>> Begin
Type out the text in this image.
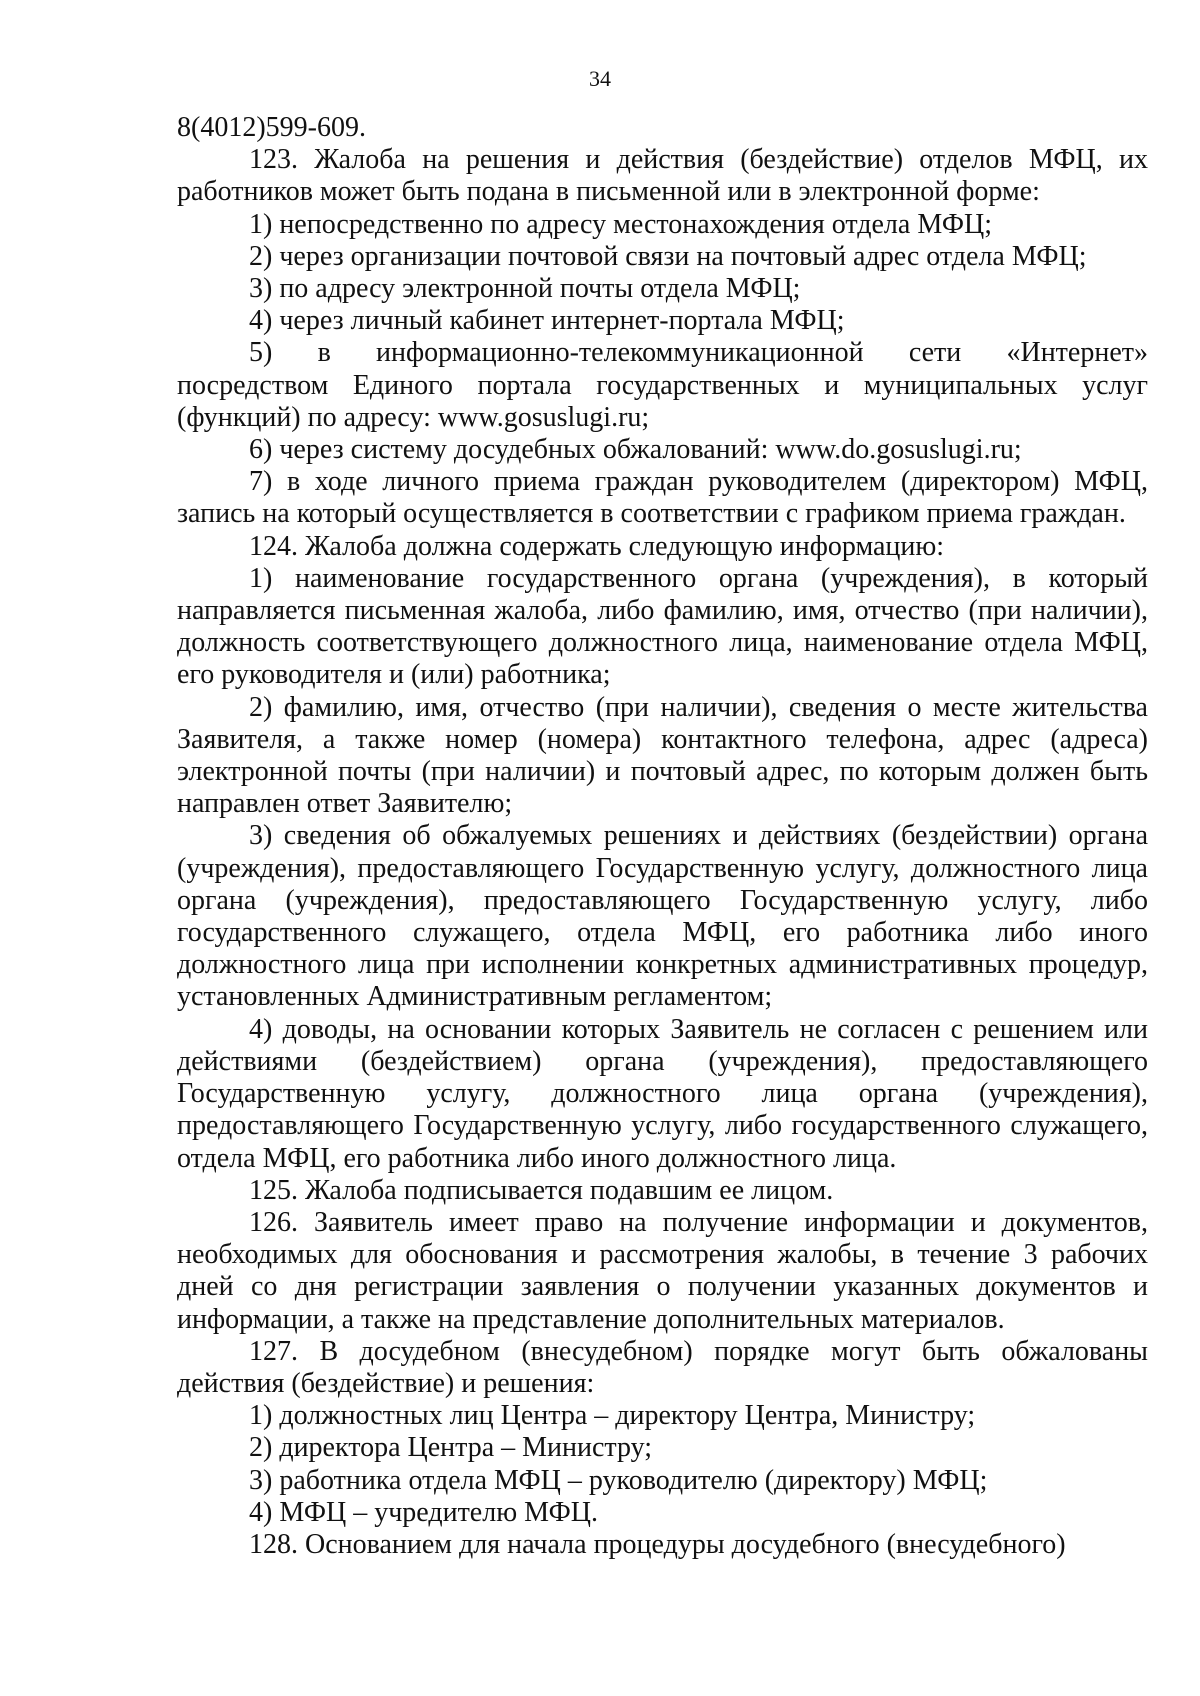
34

8(4012)599-609.

123. Жалоба на решения и действия (бездействие) отделов МФЦ, их работников может быть подана в письменной или в электронной форме:

1) непосредственно по адресу местонахождения отдела МФЦ;

2) через организации почтовой связи на почтовый адрес отдела МФЦ;

3) по адресу электронной почты отдела МФЦ;

4) через личный кабинет интернет-портала МФЦ;

5) в информационно-телекоммуникационной сети «Интернет» посредством Единого портала государственных и муниципальных услуг (функций) по адресу: www.gosuslugi.ru;

6) через систему досудебных обжалований: www.do.gosuslugi.ru;

7) в ходе личного приема граждан руководителем (директором) МФЦ, запись на который осуществляется в соответствии с графиком приема граждан.

124. Жалоба должна содержать следующую информацию:

1) наименование государственного органа (учреждения), в который направляется письменная жалоба, либо фамилию, имя, отчество (при наличии), должность соответствующего должностного лица, наименование отдела МФЦ, его руководителя и (или) работника;

2) фамилию, имя, отчество (при наличии), сведения о месте жительства Заявителя, а также номер (номера) контактного телефона, адрес (адреса) электронной почты (при наличии) и почтовый адрес, по которым должен быть направлен ответ Заявителю;

3) сведения об обжалуемых решениях и действиях (бездействии) органа (учреждения), предоставляющего Государственную услугу, должностного лица органа (учреждения), предоставляющего Государственную услугу, либо государственного служащего, отдела МФЦ, его работника либо иного должностного лица при исполнении конкретных административных процедур, установленных Административным регламентом;

4) доводы, на основании которых Заявитель не согласен с решением или действиями (бездействием) органа (учреждения), предоставляющего Государственную услугу, должностного лица органа (учреждения), предоставляющего Государственную услугу, либо государственного служащего, отдела МФЦ, его работника либо иного должностного лица.

125. Жалоба подписывается подавшим ее лицом.

126. Заявитель имеет право на получение информации и документов, необходимых для обоснования и рассмотрения жалобы, в течение 3 рабочих дней со дня регистрации заявления о получении указанных документов и информации, а также на представление дополнительных материалов.

127. В досудебном (внесудебном) порядке могут быть обжалованы действия (бездействие) и решения:

1) должностных лиц Центра – директору Центра, Министру;

2) директора Центра – Министру;

3) работника отдела МФЦ – руководителю (директору) МФЦ;

4) МФЦ – учредителю МФЦ.

128. Основанием для начала процедуры досудебного (внесудебного)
>> End
What you will do - Repeat each line of the records above exactly, but do not copy the pictures.

Task solution -
Type out the text in this image.
34

8(4012)599-609.

123. Жалоба на решения и действия (бездействие) отделов МФЦ, их работников может быть подана в письменной или в электронной форме:

1) непосредственно по адресу местонахождения отдела МФЦ;

2) через организации почтовой связи на почтовый адрес отдела МФЦ;

3) по адресу электронной почты отдела МФЦ;

4) через личный кабинет интернет-портала МФЦ;

5) в информационно-телекоммуникационной сети «Интернет» посредством Единого портала государственных и муниципальных услуг (функций) по адресу: www.gosuslugi.ru;

6) через систему досудебных обжалований: www.do.gosuslugi.ru;

7) в ходе личного приема граждан руководителем (директором) МФЦ, запись на который осуществляется в соответствии с графиком приема граждан.

124. Жалоба должна содержать следующую информацию:

1) наименование государственного органа (учреждения), в который направляется письменная жалоба, либо фамилию, имя, отчество (при наличии), должность соответствующего должностного лица, наименование отдела МФЦ, его руководителя и (или) работника;

2) фамилию, имя, отчество (при наличии), сведения о месте жительства Заявителя, а также номер (номера) контактного телефона, адрес (адреса) электронной почты (при наличии) и почтовый адрес, по которым должен быть направлен ответ Заявителю;

3) сведения об обжалуемых решениях и действиях (бездействии) органа (учреждения), предоставляющего Государственную услугу, должностного лица органа (учреждения), предоставляющего Государственную услугу, либо государственного служащего, отдела МФЦ, его работника либо иного должностного лица при исполнении конкретных административных процедур, установленных Административным регламентом;

4) доводы, на основании которых Заявитель не согласен с решением или действиями (бездействием) органа (учреждения), предоставляющего Государственную услугу, должностного лица органа (учреждения), предоставляющего Государственную услугу, либо государственного служащего, отдела МФЦ, его работника либо иного должностного лица.

125. Жалоба подписывается подавшим ее лицом.

126. Заявитель имеет право на получение информации и документов, необходимых для обоснования и рассмотрения жалобы, в течение 3 рабочих дней со дня регистрации заявления о получении указанных документов и информации, а также на представление дополнительных материалов.

127. В досудебном (внесудебном) порядке могут быть обжалованы действия (бездействие) и решения:

1) должностных лиц Центра – директору Центра, Министру;

2) директора Центра – Министру;

3) работника отдела МФЦ – руководителю (директору) МФЦ;

4) МФЦ – учредителю МФЦ.

128. Основанием для начала процедуры досудебного (внесудебного)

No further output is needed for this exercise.